**The request**
Wherever the string "Mass" appears in a line, extract that line.

Records that describe figures:

>> START

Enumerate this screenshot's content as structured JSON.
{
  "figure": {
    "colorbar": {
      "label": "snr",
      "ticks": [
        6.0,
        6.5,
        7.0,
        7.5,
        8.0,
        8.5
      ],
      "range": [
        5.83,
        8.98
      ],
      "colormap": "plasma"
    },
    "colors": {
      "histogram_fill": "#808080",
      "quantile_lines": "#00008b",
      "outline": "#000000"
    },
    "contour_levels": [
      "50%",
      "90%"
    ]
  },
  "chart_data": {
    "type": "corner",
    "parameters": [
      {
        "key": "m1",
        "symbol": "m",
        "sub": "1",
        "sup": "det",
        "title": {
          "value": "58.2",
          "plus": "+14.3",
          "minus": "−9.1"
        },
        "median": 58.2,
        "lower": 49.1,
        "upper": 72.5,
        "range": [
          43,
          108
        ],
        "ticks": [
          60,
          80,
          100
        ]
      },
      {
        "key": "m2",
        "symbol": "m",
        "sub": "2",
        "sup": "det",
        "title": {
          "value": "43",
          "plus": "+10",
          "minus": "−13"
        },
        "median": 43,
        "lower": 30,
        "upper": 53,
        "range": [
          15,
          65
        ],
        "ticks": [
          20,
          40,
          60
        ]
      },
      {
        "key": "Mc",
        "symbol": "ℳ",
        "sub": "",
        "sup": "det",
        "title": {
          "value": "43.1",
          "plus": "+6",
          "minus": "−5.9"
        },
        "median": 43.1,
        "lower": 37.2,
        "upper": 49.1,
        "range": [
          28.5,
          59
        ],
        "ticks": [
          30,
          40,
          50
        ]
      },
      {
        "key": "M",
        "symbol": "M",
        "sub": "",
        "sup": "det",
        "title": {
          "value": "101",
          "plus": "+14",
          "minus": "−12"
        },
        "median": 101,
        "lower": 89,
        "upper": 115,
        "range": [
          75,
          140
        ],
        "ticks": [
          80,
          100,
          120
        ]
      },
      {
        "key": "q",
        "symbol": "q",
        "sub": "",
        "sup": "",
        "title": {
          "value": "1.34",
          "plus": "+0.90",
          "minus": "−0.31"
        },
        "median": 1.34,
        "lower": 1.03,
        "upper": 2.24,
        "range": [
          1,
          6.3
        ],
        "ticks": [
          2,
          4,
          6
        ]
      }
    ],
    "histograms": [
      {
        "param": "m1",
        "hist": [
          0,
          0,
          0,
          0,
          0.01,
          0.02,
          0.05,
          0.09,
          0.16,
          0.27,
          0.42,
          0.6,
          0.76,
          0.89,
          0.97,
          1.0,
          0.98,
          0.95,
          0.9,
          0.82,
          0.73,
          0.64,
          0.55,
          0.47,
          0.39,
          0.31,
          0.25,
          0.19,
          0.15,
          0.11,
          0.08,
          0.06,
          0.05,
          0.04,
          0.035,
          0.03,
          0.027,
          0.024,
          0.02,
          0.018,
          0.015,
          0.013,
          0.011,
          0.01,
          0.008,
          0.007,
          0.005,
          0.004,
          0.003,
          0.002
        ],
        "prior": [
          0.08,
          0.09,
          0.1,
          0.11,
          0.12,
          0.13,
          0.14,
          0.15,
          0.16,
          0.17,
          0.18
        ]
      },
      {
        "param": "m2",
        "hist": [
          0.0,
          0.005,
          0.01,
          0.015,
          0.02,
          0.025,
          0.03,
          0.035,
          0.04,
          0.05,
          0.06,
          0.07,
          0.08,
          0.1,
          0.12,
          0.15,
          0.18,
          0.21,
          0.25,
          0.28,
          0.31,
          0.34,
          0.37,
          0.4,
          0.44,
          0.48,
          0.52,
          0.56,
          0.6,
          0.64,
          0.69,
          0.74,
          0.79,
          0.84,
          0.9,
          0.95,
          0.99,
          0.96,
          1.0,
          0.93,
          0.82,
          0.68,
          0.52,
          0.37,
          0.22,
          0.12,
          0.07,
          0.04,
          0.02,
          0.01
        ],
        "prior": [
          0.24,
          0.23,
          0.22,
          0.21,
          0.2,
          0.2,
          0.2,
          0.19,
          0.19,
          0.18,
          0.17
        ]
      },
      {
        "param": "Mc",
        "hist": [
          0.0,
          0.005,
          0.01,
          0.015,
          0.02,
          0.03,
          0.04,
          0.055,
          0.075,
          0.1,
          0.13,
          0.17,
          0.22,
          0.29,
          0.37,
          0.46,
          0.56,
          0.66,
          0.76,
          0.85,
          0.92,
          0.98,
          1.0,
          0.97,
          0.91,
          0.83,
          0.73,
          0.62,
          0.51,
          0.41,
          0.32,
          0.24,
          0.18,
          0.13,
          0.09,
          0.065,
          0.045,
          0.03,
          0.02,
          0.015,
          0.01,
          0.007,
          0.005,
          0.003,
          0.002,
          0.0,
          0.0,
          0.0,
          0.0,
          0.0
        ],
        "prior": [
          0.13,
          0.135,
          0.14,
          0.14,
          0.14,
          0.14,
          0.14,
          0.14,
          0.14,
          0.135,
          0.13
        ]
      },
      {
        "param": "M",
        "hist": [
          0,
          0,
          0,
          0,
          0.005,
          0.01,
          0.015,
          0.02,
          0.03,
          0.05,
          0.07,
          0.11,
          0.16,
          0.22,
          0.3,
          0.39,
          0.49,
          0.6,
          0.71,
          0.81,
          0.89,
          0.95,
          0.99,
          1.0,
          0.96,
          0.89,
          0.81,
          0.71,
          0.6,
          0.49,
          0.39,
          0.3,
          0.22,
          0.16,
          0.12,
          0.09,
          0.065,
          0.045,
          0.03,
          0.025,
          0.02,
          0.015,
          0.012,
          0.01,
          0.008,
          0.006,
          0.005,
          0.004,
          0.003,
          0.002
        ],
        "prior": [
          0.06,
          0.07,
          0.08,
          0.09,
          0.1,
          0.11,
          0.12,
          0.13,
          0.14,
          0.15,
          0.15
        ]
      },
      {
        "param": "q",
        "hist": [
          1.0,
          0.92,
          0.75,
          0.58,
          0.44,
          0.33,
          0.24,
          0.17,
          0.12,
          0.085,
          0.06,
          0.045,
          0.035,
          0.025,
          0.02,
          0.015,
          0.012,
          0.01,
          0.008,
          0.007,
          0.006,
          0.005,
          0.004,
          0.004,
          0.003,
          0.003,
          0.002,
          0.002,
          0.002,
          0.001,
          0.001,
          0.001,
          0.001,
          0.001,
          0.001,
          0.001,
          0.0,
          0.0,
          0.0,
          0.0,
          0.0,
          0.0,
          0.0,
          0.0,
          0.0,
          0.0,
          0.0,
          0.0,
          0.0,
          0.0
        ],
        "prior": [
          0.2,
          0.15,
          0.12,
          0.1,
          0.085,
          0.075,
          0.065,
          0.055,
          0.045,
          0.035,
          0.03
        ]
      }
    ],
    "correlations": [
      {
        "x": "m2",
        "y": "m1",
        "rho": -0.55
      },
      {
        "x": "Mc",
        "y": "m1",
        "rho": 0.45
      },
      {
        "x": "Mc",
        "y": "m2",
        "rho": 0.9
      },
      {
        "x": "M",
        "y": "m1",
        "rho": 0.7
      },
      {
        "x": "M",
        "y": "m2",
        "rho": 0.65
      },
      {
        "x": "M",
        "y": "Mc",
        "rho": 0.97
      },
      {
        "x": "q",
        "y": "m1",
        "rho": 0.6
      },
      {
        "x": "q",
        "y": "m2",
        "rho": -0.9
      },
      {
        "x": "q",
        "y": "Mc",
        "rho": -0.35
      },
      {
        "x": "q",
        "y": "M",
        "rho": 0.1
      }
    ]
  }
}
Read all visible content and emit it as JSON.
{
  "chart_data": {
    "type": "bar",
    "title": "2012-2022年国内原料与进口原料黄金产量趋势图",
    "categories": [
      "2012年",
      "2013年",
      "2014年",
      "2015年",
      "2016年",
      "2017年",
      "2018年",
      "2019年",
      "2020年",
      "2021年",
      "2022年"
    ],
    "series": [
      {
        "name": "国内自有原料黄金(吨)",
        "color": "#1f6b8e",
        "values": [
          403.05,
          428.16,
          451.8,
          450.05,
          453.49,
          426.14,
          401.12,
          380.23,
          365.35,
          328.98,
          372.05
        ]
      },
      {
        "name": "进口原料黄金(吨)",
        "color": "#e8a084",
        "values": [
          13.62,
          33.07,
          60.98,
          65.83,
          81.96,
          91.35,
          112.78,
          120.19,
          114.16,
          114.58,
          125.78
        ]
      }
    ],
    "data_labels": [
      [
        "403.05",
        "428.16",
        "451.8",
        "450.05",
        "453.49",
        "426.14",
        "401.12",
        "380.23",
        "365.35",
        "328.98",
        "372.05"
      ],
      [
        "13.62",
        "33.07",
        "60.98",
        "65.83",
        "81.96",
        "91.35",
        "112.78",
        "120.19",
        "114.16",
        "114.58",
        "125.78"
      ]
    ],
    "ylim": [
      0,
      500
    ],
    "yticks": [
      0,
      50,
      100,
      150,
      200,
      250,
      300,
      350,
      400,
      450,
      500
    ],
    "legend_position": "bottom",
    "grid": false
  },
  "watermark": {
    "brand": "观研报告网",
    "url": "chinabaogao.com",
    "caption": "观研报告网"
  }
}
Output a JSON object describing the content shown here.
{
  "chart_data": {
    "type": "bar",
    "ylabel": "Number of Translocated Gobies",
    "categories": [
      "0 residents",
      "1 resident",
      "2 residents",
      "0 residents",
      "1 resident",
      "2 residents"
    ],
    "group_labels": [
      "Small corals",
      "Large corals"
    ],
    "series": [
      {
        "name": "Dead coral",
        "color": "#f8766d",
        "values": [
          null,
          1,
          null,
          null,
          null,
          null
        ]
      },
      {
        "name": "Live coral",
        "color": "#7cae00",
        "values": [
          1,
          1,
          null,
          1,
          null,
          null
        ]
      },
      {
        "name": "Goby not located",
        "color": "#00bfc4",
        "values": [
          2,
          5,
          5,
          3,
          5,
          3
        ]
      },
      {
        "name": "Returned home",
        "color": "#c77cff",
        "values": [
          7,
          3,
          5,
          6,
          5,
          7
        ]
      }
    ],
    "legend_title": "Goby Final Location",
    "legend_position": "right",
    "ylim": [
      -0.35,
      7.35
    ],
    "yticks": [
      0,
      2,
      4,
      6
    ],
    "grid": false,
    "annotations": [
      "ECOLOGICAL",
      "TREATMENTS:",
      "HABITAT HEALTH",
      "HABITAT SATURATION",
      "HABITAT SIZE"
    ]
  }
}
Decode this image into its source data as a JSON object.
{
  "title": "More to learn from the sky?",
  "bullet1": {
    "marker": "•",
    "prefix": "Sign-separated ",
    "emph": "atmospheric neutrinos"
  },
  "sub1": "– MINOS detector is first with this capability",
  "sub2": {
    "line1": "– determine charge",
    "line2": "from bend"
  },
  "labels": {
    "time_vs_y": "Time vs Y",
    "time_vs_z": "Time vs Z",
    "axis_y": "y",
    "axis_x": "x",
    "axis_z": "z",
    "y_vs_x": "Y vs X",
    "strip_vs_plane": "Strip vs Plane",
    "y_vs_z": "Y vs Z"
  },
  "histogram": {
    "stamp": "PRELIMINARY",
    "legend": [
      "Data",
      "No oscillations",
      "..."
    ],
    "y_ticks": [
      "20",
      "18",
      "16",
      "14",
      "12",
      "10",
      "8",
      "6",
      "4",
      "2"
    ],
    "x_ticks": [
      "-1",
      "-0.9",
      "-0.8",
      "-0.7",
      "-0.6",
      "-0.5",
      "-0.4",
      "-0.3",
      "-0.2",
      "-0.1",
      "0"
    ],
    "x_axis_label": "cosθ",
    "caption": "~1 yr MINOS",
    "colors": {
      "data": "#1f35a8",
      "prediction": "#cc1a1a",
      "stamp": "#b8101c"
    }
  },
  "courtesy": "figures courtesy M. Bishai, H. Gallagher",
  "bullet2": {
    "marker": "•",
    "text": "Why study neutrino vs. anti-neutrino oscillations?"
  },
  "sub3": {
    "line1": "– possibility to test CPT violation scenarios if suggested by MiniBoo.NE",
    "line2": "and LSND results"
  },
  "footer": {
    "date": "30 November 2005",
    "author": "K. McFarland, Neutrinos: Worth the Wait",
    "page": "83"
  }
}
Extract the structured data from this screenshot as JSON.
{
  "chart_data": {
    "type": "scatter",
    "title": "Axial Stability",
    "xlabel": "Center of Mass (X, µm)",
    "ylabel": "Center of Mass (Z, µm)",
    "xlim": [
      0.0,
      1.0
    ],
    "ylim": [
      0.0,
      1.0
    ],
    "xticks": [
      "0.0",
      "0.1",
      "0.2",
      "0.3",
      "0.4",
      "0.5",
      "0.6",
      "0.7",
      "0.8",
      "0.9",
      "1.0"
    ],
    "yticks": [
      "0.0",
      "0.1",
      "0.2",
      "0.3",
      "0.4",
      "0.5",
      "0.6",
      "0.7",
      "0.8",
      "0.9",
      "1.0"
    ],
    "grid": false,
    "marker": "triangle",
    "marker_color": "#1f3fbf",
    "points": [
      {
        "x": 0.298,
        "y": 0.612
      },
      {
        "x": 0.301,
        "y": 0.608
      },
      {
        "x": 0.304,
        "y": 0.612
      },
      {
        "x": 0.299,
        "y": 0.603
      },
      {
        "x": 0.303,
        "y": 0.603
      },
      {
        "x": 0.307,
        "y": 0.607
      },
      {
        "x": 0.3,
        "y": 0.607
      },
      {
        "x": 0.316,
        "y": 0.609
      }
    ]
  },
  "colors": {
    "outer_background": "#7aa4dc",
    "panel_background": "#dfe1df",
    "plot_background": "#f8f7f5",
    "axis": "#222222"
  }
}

>> END

**The answer**
    "xlabel": "Center of Mass (X, µm)",
    "ylabel": "Center of Mass (Z, µm)",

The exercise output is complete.